Short exercise: Extract the listing below in full, unchanged.

Excerpted data:

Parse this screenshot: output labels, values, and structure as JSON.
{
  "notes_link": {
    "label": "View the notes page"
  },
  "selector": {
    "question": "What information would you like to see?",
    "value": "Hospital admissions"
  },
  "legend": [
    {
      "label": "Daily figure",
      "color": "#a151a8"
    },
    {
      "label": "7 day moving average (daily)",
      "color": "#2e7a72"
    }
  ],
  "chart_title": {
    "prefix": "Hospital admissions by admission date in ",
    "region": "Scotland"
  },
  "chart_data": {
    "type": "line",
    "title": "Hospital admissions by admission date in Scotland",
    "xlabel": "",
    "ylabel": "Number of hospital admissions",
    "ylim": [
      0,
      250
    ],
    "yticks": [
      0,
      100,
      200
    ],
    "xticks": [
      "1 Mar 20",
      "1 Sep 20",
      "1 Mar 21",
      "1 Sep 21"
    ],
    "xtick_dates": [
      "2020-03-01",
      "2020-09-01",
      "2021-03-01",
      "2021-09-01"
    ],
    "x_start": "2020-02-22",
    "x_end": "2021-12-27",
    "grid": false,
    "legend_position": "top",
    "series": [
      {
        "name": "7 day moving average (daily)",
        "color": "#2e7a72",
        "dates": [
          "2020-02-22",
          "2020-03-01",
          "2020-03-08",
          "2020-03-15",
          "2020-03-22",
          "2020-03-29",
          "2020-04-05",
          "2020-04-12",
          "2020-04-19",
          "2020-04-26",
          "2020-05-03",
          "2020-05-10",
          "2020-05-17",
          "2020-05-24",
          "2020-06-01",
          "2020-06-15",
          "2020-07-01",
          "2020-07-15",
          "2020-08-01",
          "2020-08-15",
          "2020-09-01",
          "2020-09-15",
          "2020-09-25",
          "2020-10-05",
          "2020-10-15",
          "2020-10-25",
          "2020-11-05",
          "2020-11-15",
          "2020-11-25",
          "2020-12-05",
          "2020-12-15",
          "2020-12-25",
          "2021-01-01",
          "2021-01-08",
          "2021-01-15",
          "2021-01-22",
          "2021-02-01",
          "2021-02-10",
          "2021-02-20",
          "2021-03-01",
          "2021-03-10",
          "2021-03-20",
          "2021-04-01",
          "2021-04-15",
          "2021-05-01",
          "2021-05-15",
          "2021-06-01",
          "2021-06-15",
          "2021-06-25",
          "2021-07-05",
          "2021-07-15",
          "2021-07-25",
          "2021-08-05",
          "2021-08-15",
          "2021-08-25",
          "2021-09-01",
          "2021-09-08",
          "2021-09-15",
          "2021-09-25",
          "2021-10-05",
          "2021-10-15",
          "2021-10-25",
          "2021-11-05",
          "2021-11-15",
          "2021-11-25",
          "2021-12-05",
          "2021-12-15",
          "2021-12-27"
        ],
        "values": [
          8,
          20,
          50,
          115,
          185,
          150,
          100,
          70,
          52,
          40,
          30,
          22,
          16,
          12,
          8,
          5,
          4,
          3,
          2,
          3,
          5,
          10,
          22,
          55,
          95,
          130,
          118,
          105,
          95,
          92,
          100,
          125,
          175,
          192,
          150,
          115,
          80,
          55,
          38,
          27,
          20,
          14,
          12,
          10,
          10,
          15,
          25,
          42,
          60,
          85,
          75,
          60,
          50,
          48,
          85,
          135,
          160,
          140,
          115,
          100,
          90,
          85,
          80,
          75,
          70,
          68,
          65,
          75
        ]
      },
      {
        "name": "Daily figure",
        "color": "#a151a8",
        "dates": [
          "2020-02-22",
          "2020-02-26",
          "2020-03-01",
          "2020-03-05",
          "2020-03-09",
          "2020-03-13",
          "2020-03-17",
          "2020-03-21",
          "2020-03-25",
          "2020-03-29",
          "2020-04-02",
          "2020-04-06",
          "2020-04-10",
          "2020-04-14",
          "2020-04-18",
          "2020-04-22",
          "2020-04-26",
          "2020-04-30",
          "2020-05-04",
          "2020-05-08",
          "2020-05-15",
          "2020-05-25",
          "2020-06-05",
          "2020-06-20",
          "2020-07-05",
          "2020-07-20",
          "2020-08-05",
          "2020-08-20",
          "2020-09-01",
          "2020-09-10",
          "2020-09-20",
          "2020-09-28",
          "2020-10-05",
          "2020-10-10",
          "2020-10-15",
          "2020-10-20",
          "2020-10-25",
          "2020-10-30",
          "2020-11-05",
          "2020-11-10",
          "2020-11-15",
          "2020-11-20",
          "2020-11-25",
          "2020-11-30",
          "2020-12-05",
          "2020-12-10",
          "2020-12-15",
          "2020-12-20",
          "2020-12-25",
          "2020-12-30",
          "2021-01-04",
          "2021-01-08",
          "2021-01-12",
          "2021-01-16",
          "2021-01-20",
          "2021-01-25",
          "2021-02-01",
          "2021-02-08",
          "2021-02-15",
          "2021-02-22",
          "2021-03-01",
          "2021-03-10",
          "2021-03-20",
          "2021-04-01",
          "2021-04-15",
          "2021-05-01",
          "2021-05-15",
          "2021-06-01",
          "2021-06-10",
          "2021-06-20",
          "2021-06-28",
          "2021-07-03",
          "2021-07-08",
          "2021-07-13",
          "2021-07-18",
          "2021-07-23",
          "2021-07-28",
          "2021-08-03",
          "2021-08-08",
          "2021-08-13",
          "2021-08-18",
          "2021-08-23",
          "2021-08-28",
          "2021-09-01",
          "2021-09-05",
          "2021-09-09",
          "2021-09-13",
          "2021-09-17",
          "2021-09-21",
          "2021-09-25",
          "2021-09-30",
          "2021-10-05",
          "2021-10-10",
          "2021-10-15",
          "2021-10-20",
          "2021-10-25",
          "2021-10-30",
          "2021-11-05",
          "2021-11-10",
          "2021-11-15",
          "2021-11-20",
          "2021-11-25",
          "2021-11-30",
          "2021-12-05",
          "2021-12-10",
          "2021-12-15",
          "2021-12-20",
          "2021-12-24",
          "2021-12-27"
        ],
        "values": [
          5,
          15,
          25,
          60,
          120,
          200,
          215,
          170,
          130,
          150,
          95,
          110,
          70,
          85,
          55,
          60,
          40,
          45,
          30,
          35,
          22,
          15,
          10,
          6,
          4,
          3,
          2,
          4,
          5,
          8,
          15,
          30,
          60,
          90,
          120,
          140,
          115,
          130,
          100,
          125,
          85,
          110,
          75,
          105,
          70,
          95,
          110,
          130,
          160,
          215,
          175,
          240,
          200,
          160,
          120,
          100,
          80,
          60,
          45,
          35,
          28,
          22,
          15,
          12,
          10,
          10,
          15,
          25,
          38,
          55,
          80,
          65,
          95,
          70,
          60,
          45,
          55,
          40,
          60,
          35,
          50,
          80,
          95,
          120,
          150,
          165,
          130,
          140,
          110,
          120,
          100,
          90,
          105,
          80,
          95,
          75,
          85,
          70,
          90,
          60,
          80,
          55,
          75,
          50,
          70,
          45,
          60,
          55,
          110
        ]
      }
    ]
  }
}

Full output:
Parse this screenshot: output labels, values, and structure as JSON.
{
  "notes_link": {
    "label": "View the notes page"
  },
  "selector": {
    "question": "What information would you like to see?",
    "value": "Hospital admissions"
  },
  "legend": [
    {
      "label": "Daily figure",
      "color": "#a151a8"
    },
    {
      "label": "7 day moving average (daily)",
      "color": "#2e7a72"
    }
  ],
  "chart_title": {
    "prefix": "Hospital admissions by admission date in ",
    "region": "Scotland"
  },
  "chart_data": {
    "type": "line",
    "title": "Hospital admissions by admission date in Scotland",
    "xlabel": "",
    "ylabel": "Number of hospital admissions",
    "ylim": [
      0,
      250
    ],
    "yticks": [
      0,
      100,
      200
    ],
    "xticks": [
      "1 Mar 20",
      "1 Sep 20",
      "1 Mar 21",
      "1 Sep 21"
    ],
    "xtick_dates": [
      "2020-03-01",
      "2020-09-01",
      "2021-03-01",
      "2021-09-01"
    ],
    "x_start": "2020-02-22",
    "x_end": "2021-12-27",
    "grid": false,
    "legend_position": "top",
    "series": [
      {
        "name": "7 day moving average (daily)",
        "color": "#2e7a72",
        "dates": [
          "2020-02-22",
          "2020-03-01",
          "2020-03-08",
          "2020-03-15",
          "2020-03-22",
          "2020-03-29",
          "2020-04-05",
          "2020-04-12",
          "2020-04-19",
          "2020-04-26",
          "2020-05-03",
          "2020-05-10",
          "2020-05-17",
          "2020-05-24",
          "2020-06-01",
          "2020-06-15",
          "2020-07-01",
          "2020-07-15",
          "2020-08-01",
          "2020-08-15",
          "2020-09-01",
          "2020-09-15",
          "2020-09-25",
          "2020-10-05",
          "2020-10-15",
          "2020-10-25",
          "2020-11-05",
          "2020-11-15",
          "2020-11-25",
          "2020-12-05",
          "2020-12-15",
          "2020-12-25",
          "2021-01-01",
          "2021-01-08",
          "2021-01-15",
          "2021-01-22",
          "2021-02-01",
          "2021-02-10",
          "2021-02-20",
          "2021-03-01",
          "2021-03-10",
          "2021-03-20",
          "2021-04-01",
          "2021-04-15",
          "2021-05-01",
          "2021-05-15",
          "2021-06-01",
          "2021-06-15",
          "2021-06-25",
          "2021-07-05",
          "2021-07-15",
          "2021-07-25",
          "2021-08-05",
          "2021-08-15",
          "2021-08-25",
          "2021-09-01",
          "2021-09-08",
          "2021-09-15",
          "2021-09-25",
          "2021-10-05",
          "2021-10-15",
          "2021-10-25",
          "2021-11-05",
          "2021-11-15",
          "2021-11-25",
          "2021-12-05",
          "2021-12-15",
          "2021-12-27"
        ],
        "values": [
          8,
          20,
          50,
          115,
          185,
          150,
          100,
          70,
          52,
          40,
          30,
          22,
          16,
          12,
          8,
          5,
          4,
          3,
          2,
          3,
          5,
          10,
          22,
          55,
          95,
          130,
          118,
          105,
          95,
          92,
          100,
          125,
          175,
          192,
          150,
          115,
          80,
          55,
          38,
          27,
          20,
          14,
          12,
          10,
          10,
          15,
          25,
          42,
          60,
          85,
          75,
          60,
          50,
          48,
          85,
          135,
          160,
          140,
          115,
          100,
          90,
          85,
          80,
          75,
          70,
          68,
          65,
          75
        ]
      },
      {
        "name": "Daily figure",
        "color": "#a151a8",
        "dates": [
          "2020-02-22",
          "2020-02-26",
          "2020-03-01",
          "2020-03-05",
          "2020-03-09",
          "2020-03-13",
          "2020-03-17",
          "2020-03-21",
          "2020-03-25",
          "2020-03-29",
          "2020-04-02",
          "2020-04-06",
          "2020-04-10",
          "2020-04-14",
          "2020-04-18",
          "2020-04-22",
          "2020-04-26",
          "2020-04-30",
          "2020-05-04",
          "2020-05-08",
          "2020-05-15",
          "2020-05-25",
          "2020-06-05",
          "2020-06-20",
          "2020-07-05",
          "2020-07-20",
          "2020-08-05",
          "2020-08-20",
          "2020-09-01",
          "2020-09-10",
          "2020-09-20",
          "2020-09-28",
          "2020-10-05",
          "2020-10-10",
          "2020-10-15",
          "2020-10-20",
          "2020-10-25",
          "2020-10-30",
          "2020-11-05",
          "2020-11-10",
          "2020-11-15",
          "2020-11-20",
          "2020-11-25",
          "2020-11-30",
          "2020-12-05",
          "2020-12-10",
          "2020-12-15",
          "2020-12-20",
          "2020-12-25",
          "2020-12-30",
          "2021-01-04",
          "2021-01-08",
          "2021-01-12",
          "2021-01-16",
          "2021-01-20",
          "2021-01-25",
          "2021-02-01",
          "2021-02-08",
          "2021-02-15",
          "2021-02-22",
          "2021-03-01",
          "2021-03-10",
          "2021-03-20",
          "2021-04-01",
          "2021-04-15",
          "2021-05-01",
          "2021-05-15",
          "2021-06-01",
          "2021-06-10",
          "2021-06-20",
          "2021-06-28",
          "2021-07-03",
          "2021-07-08",
          "2021-07-13",
          "2021-07-18",
          "2021-07-23",
          "2021-07-28",
          "2021-08-03",
          "2021-08-08",
          "2021-08-13",
          "2021-08-18",
          "2021-08-23",
          "2021-08-28",
          "2021-09-01",
          "2021-09-05",
          "2021-09-09",
          "2021-09-13",
          "2021-09-17",
          "2021-09-21",
          "2021-09-25",
          "2021-09-30",
          "2021-10-05",
          "2021-10-10",
          "2021-10-15",
          "2021-10-20",
          "2021-10-25",
          "2021-10-30",
          "2021-11-05",
          "2021-11-10",
          "2021-11-15",
          "2021-11-20",
          "2021-11-25",
          "2021-11-30",
          "2021-12-05",
          "2021-12-10",
          "2021-12-15",
          "2021-12-20",
          "2021-12-24",
          "2021-12-27"
        ],
        "values": [
          5,
          15,
          25,
          60,
          120,
          200,
          215,
          170,
          130,
          150,
          95,
          110,
          70,
          85,
          55,
          60,
          40,
          45,
          30,
          35,
          22,
          15,
          10,
          6,
          4,
          3,
          2,
          4,
          5,
          8,
          15,
          30,
          60,
          90,
          120,
          140,
          115,
          130,
          100,
          125,
          85,
          110,
          75,
          105,
          70,
          95,
          110,
          130,
          160,
          215,
          175,
          240,
          200,
          160,
          120,
          100,
          80,
          60,
          45,
          35,
          28,
          22,
          15,
          12,
          10,
          10,
          15,
          25,
          38,
          55,
          80,
          65,
          95,
          70,
          60,
          45,
          55,
          40,
          60,
          35,
          50,
          80,
          95,
          120,
          150,
          165,
          130,
          140,
          110,
          120,
          100,
          90,
          105,
          80,
          95,
          75,
          85,
          70,
          90,
          60,
          80,
          55,
          75,
          50,
          70,
          45,
          60,
          55,
          110
        ]
      }
    ]
  }
}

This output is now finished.